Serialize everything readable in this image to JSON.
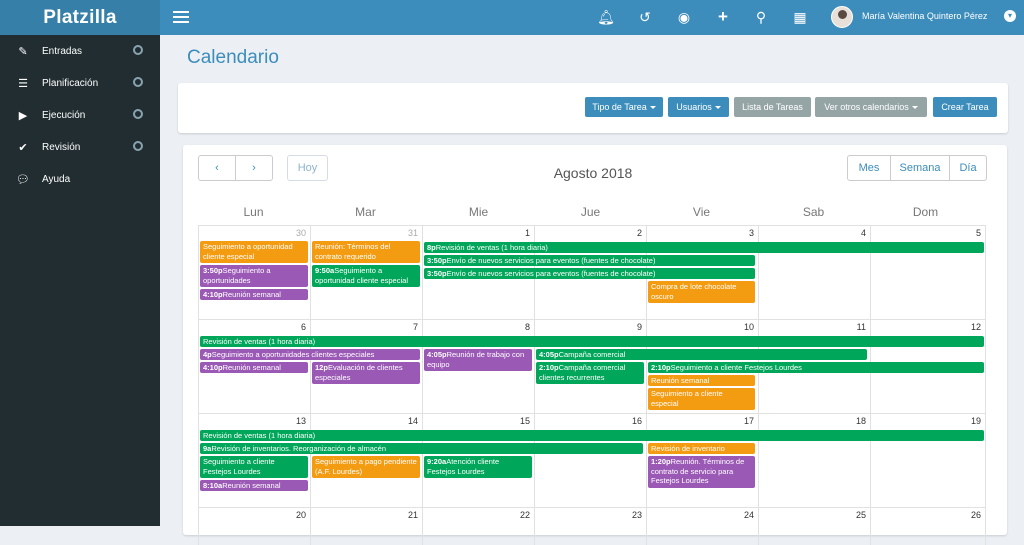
{
  "app": {
    "logo": "Platzilla",
    "user": "María Valentina Quintero Pérez"
  },
  "topbar": {
    "icons": [
      "bell-icon",
      "history-icon",
      "eye-icon",
      "plus-icon",
      "search-icon",
      "grid-icon"
    ]
  },
  "sidebar": {
    "items": [
      {
        "label": "Entradas",
        "icon": "edit-icon"
      },
      {
        "label": "Planificación",
        "icon": "list-icon"
      },
      {
        "label": "Ejecución",
        "icon": "play-icon"
      },
      {
        "label": "Revisión",
        "icon": "check-icon"
      },
      {
        "label": "Ayuda",
        "icon": "chat-icon"
      }
    ]
  },
  "page": {
    "title": "Calendario"
  },
  "toolbar": {
    "tipo": "Tipo de Tarea",
    "usuarios": "Usuarios",
    "lista": "Lista de Tareas",
    "otros": "Ver otros calendarios",
    "crear": "Crear Tarea"
  },
  "calendar": {
    "prev": "‹",
    "next": "›",
    "hoy": "Hoy",
    "title": "Agosto 2018",
    "views": {
      "mes": "Mes",
      "semana": "Semana",
      "dia": "Día"
    },
    "weekdays": [
      "Lun",
      "Mar",
      "Mie",
      "Jue",
      "Vie",
      "Sab",
      "Dom"
    ],
    "days": [
      [
        "30",
        "31",
        "1",
        "2",
        "3",
        "4",
        "5"
      ],
      [
        "6",
        "7",
        "8",
        "9",
        "10",
        "11",
        "12"
      ],
      [
        "13",
        "14",
        "15",
        "16",
        "17",
        "18",
        "19"
      ],
      [
        "20",
        "21",
        "22",
        "23",
        "24",
        "25",
        "26"
      ]
    ],
    "events": {
      "w1": [
        {
          "time": "",
          "text": "Seguimiento a oportunidad cliente especial"
        },
        {
          "time": "3:50p",
          "text": "Seguimiento a oportunidades"
        },
        {
          "time": "4:10p",
          "text": "Reunión semanal"
        },
        {
          "time": "",
          "text": "Reunión: Términos del contrato requerido"
        },
        {
          "time": "9:50a",
          "text": "Seguimiento a oportunidad cliente especial"
        },
        {
          "time": "8p",
          "text": "Revisión de ventas (1 hora diaria)"
        },
        {
          "time": "3:50p",
          "text": "Envío de nuevos servicios para eventos (fuentes de chocolate)"
        },
        {
          "time": "3:50p",
          "text": "Envío de nuevos servicios para eventos (fuentes de chocolate)"
        },
        {
          "time": "",
          "text": "Compra de lote chocolate oscuro"
        }
      ],
      "w2": [
        {
          "time": "",
          "text": "Revisión de ventas (1 hora diaria)"
        },
        {
          "time": "4p",
          "text": "Seguimiento a oportunidades clientes especiales"
        },
        {
          "time": "4:10p",
          "text": "Reunión semanal"
        },
        {
          "time": "12p",
          "text": "Evaluación de clientes especiales"
        },
        {
          "time": "4:05p",
          "text": "Reunión de trabajo con equipo"
        },
        {
          "time": "4:05p",
          "text": "Campaña comercial"
        },
        {
          "time": "2:10p",
          "text": "Campaña comercial clientes recurrentes"
        },
        {
          "time": "2:10p",
          "text": "Seguimiento a cliente Festejos Lourdes"
        },
        {
          "time": "",
          "text": "Reunión semanal"
        },
        {
          "time": "",
          "text": "Seguimiento a cliente especial"
        }
      ],
      "w3": [
        {
          "time": "",
          "text": "Revisión de ventas (1 hora diaria)"
        },
        {
          "time": "9a",
          "text": "Revisión de inventarios. Reorganización de almacén"
        },
        {
          "time": "",
          "text": "Seguimiento a cliente Festejos Lourdes"
        },
        {
          "time": "8:10a",
          "text": "Reunión semanal"
        },
        {
          "time": "",
          "text": "Seguimiento a pago pendiente (A.F. Lourdes)"
        },
        {
          "time": "9:20a",
          "text": "Atención cliente Festejos Lourdes"
        },
        {
          "time": "",
          "text": "Revisión de inventario"
        },
        {
          "time": "1:20p",
          "text": "Reunión. Términos de contrato de servicio para Festejos Lourdes"
        }
      ]
    }
  },
  "colors": {
    "topbar": "#3c8dbc",
    "sidebar": "#222d32",
    "green": "#00a65a",
    "purple": "#9b59b6",
    "yellow": "#f39c12"
  }
}
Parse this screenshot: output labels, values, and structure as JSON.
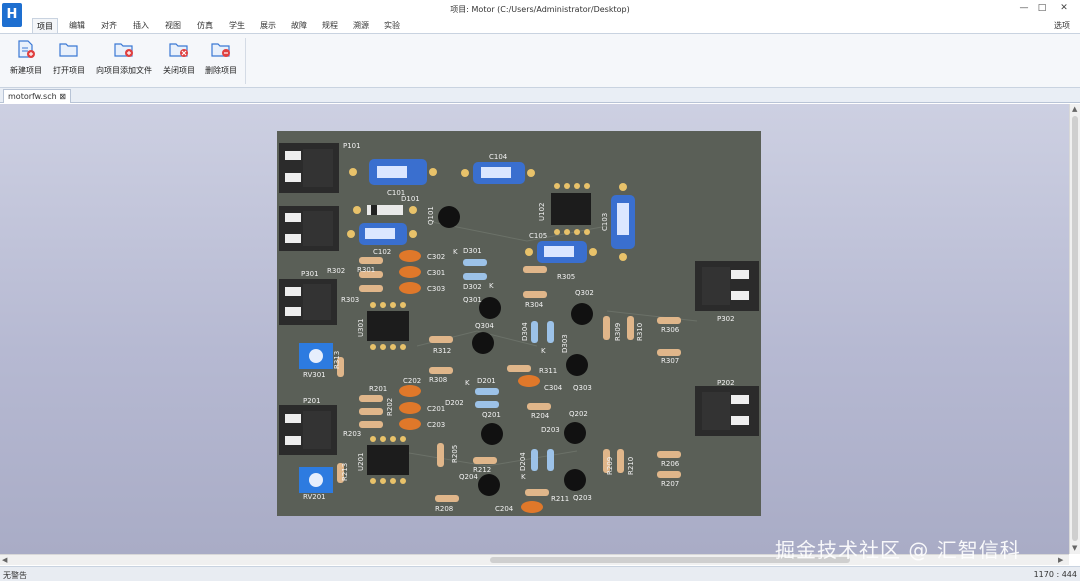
{
  "app": {
    "logo_text": "H",
    "title": "项目: Motor (C:/Users/Administrator/Desktop)"
  },
  "window_controls": {
    "minimize": "—",
    "maximize": "□",
    "close": "✕"
  },
  "menu": {
    "tabs": [
      "项目",
      "编辑",
      "对齐",
      "插入",
      "视图",
      "仿真",
      "学生",
      "展示",
      "故障",
      "规程",
      "溯源",
      "实验"
    ],
    "active_index": 0,
    "options_label": "选项"
  },
  "ribbon": {
    "buttons": [
      {
        "label": "新建项目",
        "icon": "new-project-icon"
      },
      {
        "label": "打开项目",
        "icon": "open-project-icon"
      },
      {
        "label": "向项目添加文件",
        "icon": "add-file-icon"
      },
      {
        "label": "关闭项目",
        "icon": "close-project-icon"
      },
      {
        "label": "删除项目",
        "icon": "delete-project-icon"
      }
    ]
  },
  "document_tab": {
    "label": "motorfw.sch ⊠"
  },
  "board_labels": {
    "connectors": [
      "P101",
      "P301",
      "P201",
      "P302",
      "P202"
    ],
    "capacitors": [
      "C101",
      "C104",
      "C102",
      "C105",
      "C103",
      "C302",
      "C301",
      "C303",
      "C202",
      "C201",
      "C203",
      "C304",
      "C204"
    ],
    "resistors": [
      "R302",
      "R301",
      "R303",
      "R305",
      "R304",
      "R312",
      "R308",
      "R311",
      "R309",
      "R310",
      "R306",
      "R307",
      "R201",
      "R202",
      "R203",
      "R204",
      "R205",
      "R212",
      "R211",
      "R208",
      "R209",
      "R210",
      "R206",
      "R207",
      "R313",
      "R213"
    ],
    "diodes": [
      "D101",
      "D301",
      "D302",
      "D304",
      "D303",
      "D201",
      "D202",
      "D203",
      "D204"
    ],
    "transistors": [
      "Q101",
      "Q301",
      "Q304",
      "Q302",
      "Q303",
      "Q201",
      "Q202",
      "Q204",
      "Q203"
    ],
    "ics": [
      "U102",
      "U301",
      "U201"
    ],
    "trimmers": [
      "RV301",
      "RV201"
    ],
    "pin_marks": [
      "K",
      "K",
      "K",
      "K",
      "K"
    ]
  },
  "watermark": "掘金技术社区 @ 汇智信科",
  "status": {
    "left": "无警告",
    "right": "1170 : 444"
  },
  "colors": {
    "accent": "#1e6fd0",
    "board": "#5a5f57",
    "canvas": "#bcbfd6",
    "pad": "#e8c26a",
    "resistor": "#e0b68a",
    "capacitor_blue": "#3a6fcf",
    "capacitor_orange": "#e0782a",
    "connector": "#2b2b2b"
  }
}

WHAT IS REQUIRED:
Reproduce the material word for word. Any pictures should be left out of the copy.

RESULT:
Serialize everything readable in this image to JSON.
{
  "app": {
    "logo": "Platzilla",
    "user": "María Valentina Quintero Pérez"
  },
  "topbar": {
    "icons": [
      "bell-icon",
      "history-icon",
      "eye-icon",
      "plus-icon",
      "search-icon",
      "grid-icon"
    ]
  },
  "sidebar": {
    "items": [
      {
        "label": "Entradas",
        "icon": "edit-icon"
      },
      {
        "label": "Planificación",
        "icon": "list-icon"
      },
      {
        "label": "Ejecución",
        "icon": "play-icon"
      },
      {
        "label": "Revisión",
        "icon": "check-icon"
      },
      {
        "label": "Ayuda",
        "icon": "chat-icon"
      }
    ]
  },
  "page": {
    "title": "Calendario"
  },
  "toolbar": {
    "tipo": "Tipo de Tarea",
    "usuarios": "Usuarios",
    "lista": "Lista de Tareas",
    "otros": "Ver otros calendarios",
    "crear": "Crear Tarea"
  },
  "calendar": {
    "prev": "‹",
    "next": "›",
    "hoy": "Hoy",
    "title": "Agosto 2018",
    "views": {
      "mes": "Mes",
      "semana": "Semana",
      "dia": "Día"
    },
    "weekdays": [
      "Lun",
      "Mar",
      "Mie",
      "Jue",
      "Vie",
      "Sab",
      "Dom"
    ],
    "days": [
      [
        "30",
        "31",
        "1",
        "2",
        "3",
        "4",
        "5"
      ],
      [
        "6",
        "7",
        "8",
        "9",
        "10",
        "11",
        "12"
      ],
      [
        "13",
        "14",
        "15",
        "16",
        "17",
        "18",
        "19"
      ],
      [
        "20",
        "21",
        "22",
        "23",
        "24",
        "25",
        "26"
      ]
    ],
    "events": {
      "w1": [
        {
          "time": "",
          "text": "Seguimiento a oportunidad cliente especial"
        },
        {
          "time": "3:50p",
          "text": "Seguimiento a oportunidades"
        },
        {
          "time": "4:10p",
          "text": "Reunión semanal"
        },
        {
          "time": "",
          "text": "Reunión: Términos del contrato requerido"
        },
        {
          "time": "9:50a",
          "text": "Seguimiento a oportunidad cliente especial"
        },
        {
          "time": "8p",
          "text": "Revisión de ventas (1 hora diaria)"
        },
        {
          "time": "3:50p",
          "text": "Envío de nuevos servicios para eventos (fuentes de chocolate)"
        },
        {
          "time": "3:50p",
          "text": "Envío de nuevos servicios para eventos (fuentes de chocolate)"
        },
        {
          "time": "",
          "text": "Compra de lote chocolate oscuro"
        }
      ],
      "w2": [
        {
          "time": "",
          "text": "Revisión de ventas (1 hora diaria)"
        },
        {
          "time": "4p",
          "text": "Seguimiento a oportunidades clientes especiales"
        },
        {
          "time": "4:10p",
          "text": "Reunión semanal"
        },
        {
          "time": "12p",
          "text": "Evaluación de clientes especiales"
        },
        {
          "time": "4:05p",
          "text": "Reunión de trabajo con equipo"
        },
        {
          "time": "4:05p",
          "text": "Campaña comercial"
        },
        {
          "time": "2:10p",
          "text": "Campaña comercial clientes recurrentes"
        },
        {
          "time": "2:10p",
          "text": "Seguimiento a cliente Festejos Lourdes"
        },
        {
          "time": "",
          "text": "Reunión semanal"
        },
        {
          "time": "",
          "text": "Seguimiento a cliente especial"
        }
      ],
      "w3": [
        {
          "time": "",
          "text": "Revisión de ventas (1 hora diaria)"
        },
        {
          "time": "9a",
          "text": "Revisión de inventarios. Reorganización de almacén"
        },
        {
          "time": "",
          "text": "Seguimiento a cliente Festejos Lourdes"
        },
        {
          "time": "8:10a",
          "text": "Reunión semanal"
        },
        {
          "time": "",
          "text": "Seguimiento a pago pendiente (A.F. Lourdes)"
        },
        {
          "time": "9:20a",
          "text": "Atención cliente Festejos Lourdes"
        },
        {
          "time": "",
          "text": "Revisión de inventario"
        },
        {
          "time": "1:20p",
          "text": "Reunión. Términos de contrato de servicio para Festejos Lourdes"
        }
      ]
    }
  },
  "colors": {
    "topbar": "#3c8dbc",
    "sidebar": "#222d32",
    "green": "#00a65a",
    "purple": "#9b59b6",
    "yellow": "#f39c12"
  }
}
Parse this screenshot: output labels, values, and structure as JSON.
{
  "app": {
    "logo_text": "H",
    "title": "项目: Motor (C:/Users/Administrator/Desktop)"
  },
  "window_controls": {
    "minimize": "—",
    "maximize": "□",
    "close": "✕"
  },
  "menu": {
    "tabs": [
      "项目",
      "编辑",
      "对齐",
      "插入",
      "视图",
      "仿真",
      "学生",
      "展示",
      "故障",
      "规程",
      "溯源",
      "实验"
    ],
    "active_index": 0,
    "options_label": "选项"
  },
  "ribbon": {
    "buttons": [
      {
        "label": "新建项目",
        "icon": "new-project-icon"
      },
      {
        "label": "打开项目",
        "icon": "open-project-icon"
      },
      {
        "label": "向项目添加文件",
        "icon": "add-file-icon"
      },
      {
        "label": "关闭项目",
        "icon": "close-project-icon"
      },
      {
        "label": "删除项目",
        "icon": "delete-project-icon"
      }
    ]
  },
  "document_tab": {
    "label": "motorfw.sch ⊠"
  },
  "board_labels": {
    "connectors": [
      "P101",
      "P301",
      "P201",
      "P302",
      "P202"
    ],
    "capacitors": [
      "C101",
      "C104",
      "C102",
      "C105",
      "C103",
      "C302",
      "C301",
      "C303",
      "C202",
      "C201",
      "C203",
      "C304",
      "C204"
    ],
    "resistors": [
      "R302",
      "R301",
      "R303",
      "R305",
      "R304",
      "R312",
      "R308",
      "R311",
      "R309",
      "R310",
      "R306",
      "R307",
      "R201",
      "R202",
      "R203",
      "R204",
      "R205",
      "R212",
      "R211",
      "R208",
      "R209",
      "R210",
      "R206",
      "R207",
      "R313",
      "R213"
    ],
    "diodes": [
      "D101",
      "D301",
      "D302",
      "D304",
      "D303",
      "D201",
      "D202",
      "D203",
      "D204"
    ],
    "transistors": [
      "Q101",
      "Q301",
      "Q304",
      "Q302",
      "Q303",
      "Q201",
      "Q202",
      "Q204",
      "Q203"
    ],
    "ics": [
      "U102",
      "U301",
      "U201"
    ],
    "trimmers": [
      "RV301",
      "RV201"
    ],
    "pin_marks": [
      "K",
      "K",
      "K",
      "K",
      "K"
    ]
  },
  "watermark": "掘金技术社区 @ 汇智信科",
  "status": {
    "left": "无警告",
    "right": "1170 : 444"
  },
  "colors": {
    "accent": "#1e6fd0",
    "board": "#5a5f57",
    "canvas": "#bcbfd6",
    "pad": "#e8c26a",
    "resistor": "#e0b68a",
    "capacitor_blue": "#3a6fcf",
    "capacitor_orange": "#e0782a",
    "connector": "#2b2b2b"
  }
}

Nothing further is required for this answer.